→ **Data listing**
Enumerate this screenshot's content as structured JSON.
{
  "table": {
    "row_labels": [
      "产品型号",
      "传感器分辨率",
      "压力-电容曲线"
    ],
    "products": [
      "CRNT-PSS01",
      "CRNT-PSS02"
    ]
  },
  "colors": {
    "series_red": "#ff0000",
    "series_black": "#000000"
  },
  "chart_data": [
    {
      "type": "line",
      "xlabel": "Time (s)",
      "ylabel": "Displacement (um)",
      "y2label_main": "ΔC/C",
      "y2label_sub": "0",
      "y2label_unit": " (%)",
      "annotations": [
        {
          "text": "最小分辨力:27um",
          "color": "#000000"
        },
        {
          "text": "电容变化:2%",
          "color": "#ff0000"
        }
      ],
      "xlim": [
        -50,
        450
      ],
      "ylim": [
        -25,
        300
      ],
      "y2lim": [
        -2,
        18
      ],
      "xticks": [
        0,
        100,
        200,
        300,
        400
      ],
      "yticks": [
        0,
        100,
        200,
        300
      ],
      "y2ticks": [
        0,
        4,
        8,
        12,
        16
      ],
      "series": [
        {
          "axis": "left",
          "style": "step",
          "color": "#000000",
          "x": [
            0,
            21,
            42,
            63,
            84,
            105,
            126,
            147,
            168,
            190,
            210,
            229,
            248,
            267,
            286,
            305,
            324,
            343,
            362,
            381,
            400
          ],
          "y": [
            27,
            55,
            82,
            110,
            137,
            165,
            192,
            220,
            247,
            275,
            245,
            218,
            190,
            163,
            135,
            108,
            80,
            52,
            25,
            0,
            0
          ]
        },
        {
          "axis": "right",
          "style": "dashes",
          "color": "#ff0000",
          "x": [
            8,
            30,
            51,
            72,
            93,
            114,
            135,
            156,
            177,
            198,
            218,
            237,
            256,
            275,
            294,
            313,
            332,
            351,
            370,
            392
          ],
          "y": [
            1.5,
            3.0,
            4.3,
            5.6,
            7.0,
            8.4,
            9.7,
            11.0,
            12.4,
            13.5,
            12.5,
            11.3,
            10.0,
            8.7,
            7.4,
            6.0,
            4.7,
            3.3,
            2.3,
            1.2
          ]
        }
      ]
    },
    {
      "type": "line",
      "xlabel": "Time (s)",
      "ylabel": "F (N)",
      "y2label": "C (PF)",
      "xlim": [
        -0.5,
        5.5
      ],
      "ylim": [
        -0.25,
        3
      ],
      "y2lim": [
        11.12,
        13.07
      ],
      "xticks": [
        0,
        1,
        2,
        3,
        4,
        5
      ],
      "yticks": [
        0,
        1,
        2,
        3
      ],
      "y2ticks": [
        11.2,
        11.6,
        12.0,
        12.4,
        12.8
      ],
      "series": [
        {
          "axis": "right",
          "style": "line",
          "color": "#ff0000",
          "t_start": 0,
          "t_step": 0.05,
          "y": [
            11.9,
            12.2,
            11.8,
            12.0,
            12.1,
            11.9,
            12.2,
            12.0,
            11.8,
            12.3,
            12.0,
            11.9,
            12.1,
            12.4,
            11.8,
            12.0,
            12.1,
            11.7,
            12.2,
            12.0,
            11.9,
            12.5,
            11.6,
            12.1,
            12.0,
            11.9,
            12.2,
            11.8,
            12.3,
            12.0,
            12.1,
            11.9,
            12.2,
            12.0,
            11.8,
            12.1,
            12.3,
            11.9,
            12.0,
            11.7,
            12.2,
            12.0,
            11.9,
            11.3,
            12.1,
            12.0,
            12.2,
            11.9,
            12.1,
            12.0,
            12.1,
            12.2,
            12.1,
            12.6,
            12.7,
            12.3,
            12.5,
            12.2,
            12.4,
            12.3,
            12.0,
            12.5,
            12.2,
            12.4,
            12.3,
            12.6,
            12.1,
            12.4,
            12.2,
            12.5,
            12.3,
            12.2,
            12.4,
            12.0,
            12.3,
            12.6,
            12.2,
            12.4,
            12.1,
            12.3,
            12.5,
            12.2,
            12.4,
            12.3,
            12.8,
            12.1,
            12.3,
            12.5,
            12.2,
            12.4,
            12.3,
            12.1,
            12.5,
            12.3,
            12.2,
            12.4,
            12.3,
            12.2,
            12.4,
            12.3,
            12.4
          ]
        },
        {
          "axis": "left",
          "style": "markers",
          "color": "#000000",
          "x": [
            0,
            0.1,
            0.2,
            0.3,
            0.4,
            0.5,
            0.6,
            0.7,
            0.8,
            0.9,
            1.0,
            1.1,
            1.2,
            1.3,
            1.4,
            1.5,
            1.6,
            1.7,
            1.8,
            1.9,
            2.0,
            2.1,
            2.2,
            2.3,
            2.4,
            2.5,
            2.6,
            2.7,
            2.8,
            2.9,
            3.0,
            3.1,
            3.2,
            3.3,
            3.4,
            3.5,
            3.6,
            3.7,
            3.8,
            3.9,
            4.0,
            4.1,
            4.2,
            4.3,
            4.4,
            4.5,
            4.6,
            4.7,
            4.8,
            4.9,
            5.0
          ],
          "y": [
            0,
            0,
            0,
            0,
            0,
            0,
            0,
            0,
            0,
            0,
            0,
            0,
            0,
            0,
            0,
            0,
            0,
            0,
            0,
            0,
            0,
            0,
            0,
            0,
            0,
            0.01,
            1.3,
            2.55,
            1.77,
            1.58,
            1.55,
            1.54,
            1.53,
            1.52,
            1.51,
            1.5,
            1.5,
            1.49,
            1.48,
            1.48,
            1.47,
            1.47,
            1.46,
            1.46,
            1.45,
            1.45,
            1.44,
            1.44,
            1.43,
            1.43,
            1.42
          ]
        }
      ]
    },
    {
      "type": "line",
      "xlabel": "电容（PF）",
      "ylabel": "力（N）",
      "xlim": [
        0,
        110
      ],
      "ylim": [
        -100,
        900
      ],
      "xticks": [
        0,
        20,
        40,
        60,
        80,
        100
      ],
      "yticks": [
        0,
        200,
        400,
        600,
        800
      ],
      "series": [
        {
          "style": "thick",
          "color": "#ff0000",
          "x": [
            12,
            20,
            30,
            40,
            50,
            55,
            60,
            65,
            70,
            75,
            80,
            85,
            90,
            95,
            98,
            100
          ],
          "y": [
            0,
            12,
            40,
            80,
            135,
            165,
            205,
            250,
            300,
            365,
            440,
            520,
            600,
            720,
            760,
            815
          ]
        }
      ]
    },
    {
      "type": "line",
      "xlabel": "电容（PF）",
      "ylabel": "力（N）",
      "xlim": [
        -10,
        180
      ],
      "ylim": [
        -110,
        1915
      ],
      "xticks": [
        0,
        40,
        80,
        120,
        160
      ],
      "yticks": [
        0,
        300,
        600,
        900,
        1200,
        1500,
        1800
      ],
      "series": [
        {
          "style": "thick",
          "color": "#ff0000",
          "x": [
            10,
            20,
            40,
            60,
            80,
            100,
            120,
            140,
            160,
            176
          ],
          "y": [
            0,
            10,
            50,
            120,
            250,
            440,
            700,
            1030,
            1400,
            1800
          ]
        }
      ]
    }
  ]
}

→ **Task to complete**
Repeat the entries exactly, all of them.

→ **Answer for the task**
Enumerate this screenshot's content as structured JSON.
{
  "table": {
    "row_labels": [
      "产品型号",
      "传感器分辨率",
      "压力-电容曲线"
    ],
    "products": [
      "CRNT-PSS01",
      "CRNT-PSS02"
    ]
  },
  "colors": {
    "series_red": "#ff0000",
    "series_black": "#000000"
  },
  "chart_data": [
    {
      "type": "line",
      "xlabel": "Time (s)",
      "ylabel": "Displacement (um)",
      "y2label_main": "ΔC/C",
      "y2label_sub": "0",
      "y2label_unit": " (%)",
      "annotations": [
        {
          "text": "最小分辨力:27um",
          "color": "#000000"
        },
        {
          "text": "电容变化:2%",
          "color": "#ff0000"
        }
      ],
      "xlim": [
        -50,
        450
      ],
      "ylim": [
        -25,
        300
      ],
      "y2lim": [
        -2,
        18
      ],
      "xticks": [
        0,
        100,
        200,
        300,
        400
      ],
      "yticks": [
        0,
        100,
        200,
        300
      ],
      "y2ticks": [
        0,
        4,
        8,
        12,
        16
      ],
      "series": [
        {
          "axis": "left",
          "style": "step",
          "color": "#000000",
          "x": [
            0,
            21,
            42,
            63,
            84,
            105,
            126,
            147,
            168,
            190,
            210,
            229,
            248,
            267,
            286,
            305,
            324,
            343,
            362,
            381,
            400
          ],
          "y": [
            27,
            55,
            82,
            110,
            137,
            165,
            192,
            220,
            247,
            275,
            245,
            218,
            190,
            163,
            135,
            108,
            80,
            52,
            25,
            0,
            0
          ]
        },
        {
          "axis": "right",
          "style": "dashes",
          "color": "#ff0000",
          "x": [
            8,
            30,
            51,
            72,
            93,
            114,
            135,
            156,
            177,
            198,
            218,
            237,
            256,
            275,
            294,
            313,
            332,
            351,
            370,
            392
          ],
          "y": [
            1.5,
            3.0,
            4.3,
            5.6,
            7.0,
            8.4,
            9.7,
            11.0,
            12.4,
            13.5,
            12.5,
            11.3,
            10.0,
            8.7,
            7.4,
            6.0,
            4.7,
            3.3,
            2.3,
            1.2
          ]
        }
      ]
    },
    {
      "type": "line",
      "xlabel": "Time (s)",
      "ylabel": "F (N)",
      "y2label": "C (PF)",
      "xlim": [
        -0.5,
        5.5
      ],
      "ylim": [
        -0.25,
        3
      ],
      "y2lim": [
        11.12,
        13.07
      ],
      "xticks": [
        0,
        1,
        2,
        3,
        4,
        5
      ],
      "yticks": [
        0,
        1,
        2,
        3
      ],
      "y2ticks": [
        11.2,
        11.6,
        12.0,
        12.4,
        12.8
      ],
      "series": [
        {
          "axis": "right",
          "style": "line",
          "color": "#ff0000",
          "t_start": 0,
          "t_step": 0.05,
          "y": [
            11.9,
            12.2,
            11.8,
            12.0,
            12.1,
            11.9,
            12.2,
            12.0,
            11.8,
            12.3,
            12.0,
            11.9,
            12.1,
            12.4,
            11.8,
            12.0,
            12.1,
            11.7,
            12.2,
            12.0,
            11.9,
            12.5,
            11.6,
            12.1,
            12.0,
            11.9,
            12.2,
            11.8,
            12.3,
            12.0,
            12.1,
            11.9,
            12.2,
            12.0,
            11.8,
            12.1,
            12.3,
            11.9,
            12.0,
            11.7,
            12.2,
            12.0,
            11.9,
            11.3,
            12.1,
            12.0,
            12.2,
            11.9,
            12.1,
            12.0,
            12.1,
            12.2,
            12.1,
            12.6,
            12.7,
            12.3,
            12.5,
            12.2,
            12.4,
            12.3,
            12.0,
            12.5,
            12.2,
            12.4,
            12.3,
            12.6,
            12.1,
            12.4,
            12.2,
            12.5,
            12.3,
            12.2,
            12.4,
            12.0,
            12.3,
            12.6,
            12.2,
            12.4,
            12.1,
            12.3,
            12.5,
            12.2,
            12.4,
            12.3,
            12.8,
            12.1,
            12.3,
            12.5,
            12.2,
            12.4,
            12.3,
            12.1,
            12.5,
            12.3,
            12.2,
            12.4,
            12.3,
            12.2,
            12.4,
            12.3,
            12.4
          ]
        },
        {
          "axis": "left",
          "style": "markers",
          "color": "#000000",
          "x": [
            0,
            0.1,
            0.2,
            0.3,
            0.4,
            0.5,
            0.6,
            0.7,
            0.8,
            0.9,
            1.0,
            1.1,
            1.2,
            1.3,
            1.4,
            1.5,
            1.6,
            1.7,
            1.8,
            1.9,
            2.0,
            2.1,
            2.2,
            2.3,
            2.4,
            2.5,
            2.6,
            2.7,
            2.8,
            2.9,
            3.0,
            3.1,
            3.2,
            3.3,
            3.4,
            3.5,
            3.6,
            3.7,
            3.8,
            3.9,
            4.0,
            4.1,
            4.2,
            4.3,
            4.4,
            4.5,
            4.6,
            4.7,
            4.8,
            4.9,
            5.0
          ],
          "y": [
            0,
            0,
            0,
            0,
            0,
            0,
            0,
            0,
            0,
            0,
            0,
            0,
            0,
            0,
            0,
            0,
            0,
            0,
            0,
            0,
            0,
            0,
            0,
            0,
            0,
            0.01,
            1.3,
            2.55,
            1.77,
            1.58,
            1.55,
            1.54,
            1.53,
            1.52,
            1.51,
            1.5,
            1.5,
            1.49,
            1.48,
            1.48,
            1.47,
            1.47,
            1.46,
            1.46,
            1.45,
            1.45,
            1.44,
            1.44,
            1.43,
            1.43,
            1.42
          ]
        }
      ]
    },
    {
      "type": "line",
      "xlabel": "电容（PF）",
      "ylabel": "力（N）",
      "xlim": [
        0,
        110
      ],
      "ylim": [
        -100,
        900
      ],
      "xticks": [
        0,
        20,
        40,
        60,
        80,
        100
      ],
      "yticks": [
        0,
        200,
        400,
        600,
        800
      ],
      "series": [
        {
          "style": "thick",
          "color": "#ff0000",
          "x": [
            12,
            20,
            30,
            40,
            50,
            55,
            60,
            65,
            70,
            75,
            80,
            85,
            90,
            95,
            98,
            100
          ],
          "y": [
            0,
            12,
            40,
            80,
            135,
            165,
            205,
            250,
            300,
            365,
            440,
            520,
            600,
            720,
            760,
            815
          ]
        }
      ]
    },
    {
      "type": "line",
      "xlabel": "电容（PF）",
      "ylabel": "力（N）",
      "xlim": [
        -10,
        180
      ],
      "ylim": [
        -110,
        1915
      ],
      "xticks": [
        0,
        40,
        80,
        120,
        160
      ],
      "yticks": [
        0,
        300,
        600,
        900,
        1200,
        1500,
        1800
      ],
      "series": [
        {
          "style": "thick",
          "color": "#ff0000",
          "x": [
            10,
            20,
            40,
            60,
            80,
            100,
            120,
            140,
            160,
            176
          ],
          "y": [
            0,
            10,
            50,
            120,
            250,
            440,
            700,
            1030,
            1400,
            1800
          ]
        }
      ]
    }
  ]
}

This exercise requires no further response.